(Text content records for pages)
+-------+

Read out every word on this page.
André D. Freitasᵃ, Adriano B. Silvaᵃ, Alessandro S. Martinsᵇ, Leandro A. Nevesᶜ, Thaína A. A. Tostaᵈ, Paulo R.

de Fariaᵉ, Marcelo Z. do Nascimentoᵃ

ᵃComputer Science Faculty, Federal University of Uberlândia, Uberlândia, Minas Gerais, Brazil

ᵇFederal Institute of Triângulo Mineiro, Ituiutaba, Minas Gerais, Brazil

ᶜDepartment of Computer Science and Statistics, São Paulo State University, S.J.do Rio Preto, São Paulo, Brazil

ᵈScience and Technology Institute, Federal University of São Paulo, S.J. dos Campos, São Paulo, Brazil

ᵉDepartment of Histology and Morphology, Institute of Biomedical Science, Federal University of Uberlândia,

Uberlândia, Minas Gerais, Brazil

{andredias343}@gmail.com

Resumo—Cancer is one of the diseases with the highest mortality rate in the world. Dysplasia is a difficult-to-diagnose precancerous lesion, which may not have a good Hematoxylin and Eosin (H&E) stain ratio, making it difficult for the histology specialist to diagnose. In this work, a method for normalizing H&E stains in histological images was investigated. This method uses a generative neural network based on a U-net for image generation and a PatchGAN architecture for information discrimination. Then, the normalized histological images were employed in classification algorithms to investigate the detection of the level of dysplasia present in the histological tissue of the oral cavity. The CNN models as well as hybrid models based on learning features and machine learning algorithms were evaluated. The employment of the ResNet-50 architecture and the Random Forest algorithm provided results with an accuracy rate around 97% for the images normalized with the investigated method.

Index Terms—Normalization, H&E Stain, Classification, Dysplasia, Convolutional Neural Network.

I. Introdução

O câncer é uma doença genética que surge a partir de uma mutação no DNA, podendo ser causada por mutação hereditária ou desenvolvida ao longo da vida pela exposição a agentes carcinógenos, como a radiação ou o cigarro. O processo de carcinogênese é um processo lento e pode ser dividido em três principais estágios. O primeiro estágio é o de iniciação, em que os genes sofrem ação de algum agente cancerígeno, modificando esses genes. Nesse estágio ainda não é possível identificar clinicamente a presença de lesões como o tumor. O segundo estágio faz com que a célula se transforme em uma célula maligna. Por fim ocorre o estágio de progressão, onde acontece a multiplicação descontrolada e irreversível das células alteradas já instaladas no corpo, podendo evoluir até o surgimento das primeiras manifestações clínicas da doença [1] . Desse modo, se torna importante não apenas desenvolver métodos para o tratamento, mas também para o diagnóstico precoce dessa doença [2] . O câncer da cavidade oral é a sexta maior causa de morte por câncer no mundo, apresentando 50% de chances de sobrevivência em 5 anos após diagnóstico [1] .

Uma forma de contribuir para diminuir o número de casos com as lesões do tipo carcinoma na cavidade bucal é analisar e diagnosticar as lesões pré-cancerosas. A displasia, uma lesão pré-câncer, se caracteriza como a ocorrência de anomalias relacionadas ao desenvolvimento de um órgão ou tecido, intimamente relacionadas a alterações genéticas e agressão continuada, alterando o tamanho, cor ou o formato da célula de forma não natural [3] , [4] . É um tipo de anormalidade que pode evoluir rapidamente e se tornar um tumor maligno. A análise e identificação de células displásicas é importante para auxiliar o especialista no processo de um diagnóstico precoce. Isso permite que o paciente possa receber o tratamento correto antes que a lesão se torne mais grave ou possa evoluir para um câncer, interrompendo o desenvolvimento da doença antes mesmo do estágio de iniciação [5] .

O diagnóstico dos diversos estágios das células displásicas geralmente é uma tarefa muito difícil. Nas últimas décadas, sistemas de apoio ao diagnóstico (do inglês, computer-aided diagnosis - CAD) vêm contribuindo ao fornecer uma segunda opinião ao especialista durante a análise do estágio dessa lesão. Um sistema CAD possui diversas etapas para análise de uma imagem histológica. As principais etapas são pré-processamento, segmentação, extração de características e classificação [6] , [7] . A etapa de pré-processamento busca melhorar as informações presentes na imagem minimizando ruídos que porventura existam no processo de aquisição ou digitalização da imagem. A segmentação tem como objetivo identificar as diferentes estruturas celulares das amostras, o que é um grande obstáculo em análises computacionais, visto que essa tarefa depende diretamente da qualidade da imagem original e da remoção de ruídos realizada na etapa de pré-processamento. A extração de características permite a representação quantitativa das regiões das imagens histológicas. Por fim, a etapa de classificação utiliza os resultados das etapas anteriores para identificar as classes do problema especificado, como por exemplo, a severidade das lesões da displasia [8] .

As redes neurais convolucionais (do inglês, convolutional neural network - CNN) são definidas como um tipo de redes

+-------+

*TASK OBJECTIVE*. Exact copies of all the records are to be printed.

*WRITTEN REPLY*.
Read out every word on this page.
André D. Freitasᵃ, Adriano B. Silvaᵃ, Alessandro S. Martinsᵇ, Leandro A. Nevesᶜ, Thaína A. A. Tostaᵈ, Paulo R.

de Fariaᵉ, Marcelo Z. do Nascimentoᵃ

ᵃComputer Science Faculty, Federal University of Uberlândia, Uberlândia, Minas Gerais, Brazil

ᵇFederal Institute of Triângulo Mineiro, Ituiutaba, Minas Gerais, Brazil

ᶜDepartment of Computer Science and Statistics, São Paulo State University, S.J.do Rio Preto, São Paulo, Brazil

ᵈScience and Technology Institute, Federal University of São Paulo, S.J. dos Campos, São Paulo, Brazil

ᵉDepartment of Histology and Morphology, Institute of Biomedical Science, Federal University of Uberlândia,

Uberlândia, Minas Gerais, Brazil

{andredias343}@gmail.com

Resumo—Cancer is one of the diseases with the highest mortality rate in the world. Dysplasia is a difficult-to-diagnose precancerous lesion, which may not have a good Hematoxylin and Eosin (H&E) stain ratio, making it difficult for the histology specialist to diagnose. In this work, a method for normalizing H&E stains in histological images was investigated. This method uses a generative neural network based on a U-net for image generation and a PatchGAN architecture for information discrimination. Then, the normalized histological images were employed in classification algorithms to investigate the detection of the level of dysplasia present in the histological tissue of the oral cavity. The CNN models as well as hybrid models based on learning features and machine learning algorithms were evaluated. The employment of the ResNet-50 architecture and the Random Forest algorithm provided results with an accuracy rate around 97% for the images normalized with the investigated method.

Index Terms—Normalization, H&E Stain, Classification, Dysplasia, Convolutional Neural Network.

I. Introdução

O câncer é uma doença genética que surge a partir de uma mutação no DNA, podendo ser causada por mutação hereditária ou desenvolvida ao longo da vida pela exposição a agentes carcinógenos, como a radiação ou o cigarro. O processo de carcinogênese é um processo lento e pode ser dividido em três principais estágios. O primeiro estágio é o de iniciação, em que os genes sofrem ação de algum agente cancerígeno, modificando esses genes. Nesse estágio ainda não é possível identificar clinicamente a presença de lesões como o tumor. O segundo estágio faz com que a célula se transforme em uma célula maligna. Por fim ocorre o estágio de progressão, onde acontece a multiplicação descontrolada e irreversível das células alteradas já instaladas no corpo, podendo evoluir até o surgimento das primeiras manifestações clínicas da doença [1] . Desse modo, se torna importante não apenas desenvolver métodos para o tratamento, mas também para o diagnóstico precoce dessa doença [2] . O câncer da cavidade oral é a sexta maior causa de morte por câncer no mundo, apresentando 50% de chances de sobrevivência em 5 anos após diagnóstico [1] .

Uma forma de contribuir para diminuir o número de casos com as lesões do tipo carcinoma na cavidade bucal é analisar e diagnosticar as lesões pré-cancerosas. A displasia, uma lesão pré-câncer, se caracteriza como a ocorrência de anomalias relacionadas ao desenvolvimento de um órgão ou tecido, intimamente relacionadas a alterações genéticas e agressão continuada, alterando o tamanho, cor ou o formato da célula de forma não natural [3] , [4] . É um tipo de anormalidade que pode evoluir rapidamente e se tornar um tumor maligno. A análise e identificação de células displásicas é importante para auxiliar o especialista no processo de um diagnóstico precoce. Isso permite que o paciente possa receber o tratamento correto antes que a lesão se torne mais grave ou possa evoluir para um câncer, interrompendo o desenvolvimento da doença antes mesmo do estágio de iniciação [5] .

O diagnóstico dos diversos estágios das células displásicas geralmente é uma tarefa muito difícil. Nas últimas décadas, sistemas de apoio ao diagnóstico (do inglês, computer-aided diagnosis - CAD) vêm contribuindo ao fornecer uma segunda opinião ao especialista durante a análise do estágio dessa lesão. Um sistema CAD possui diversas etapas para análise de uma imagem histológica. As principais etapas são pré-processamento, segmentação, extração de características e classificação [6] , [7] . A etapa de pré-processamento busca melhorar as informações presentes na imagem minimizando ruídos que porventura existam no processo de aquisição ou digitalização da imagem. A segmentação tem como objetivo identificar as diferentes estruturas celulares das amostras, o que é um grande obstáculo em análises computacionais, visto que essa tarefa depende diretamente da qualidade da imagem original e da remoção de ruídos realizada na etapa de pré-processamento. A extração de características permite a representação quantitativa das regiões das imagens histológicas. Por fim, a etapa de classificação utiliza os resultados das etapas anteriores para identificar as classes do problema especificado, como por exemplo, a severidade das lesões da displasia [8] .

As redes neurais convolucionais (do inglês, convolutional neural network - CNN) são definidas como um tipo de redes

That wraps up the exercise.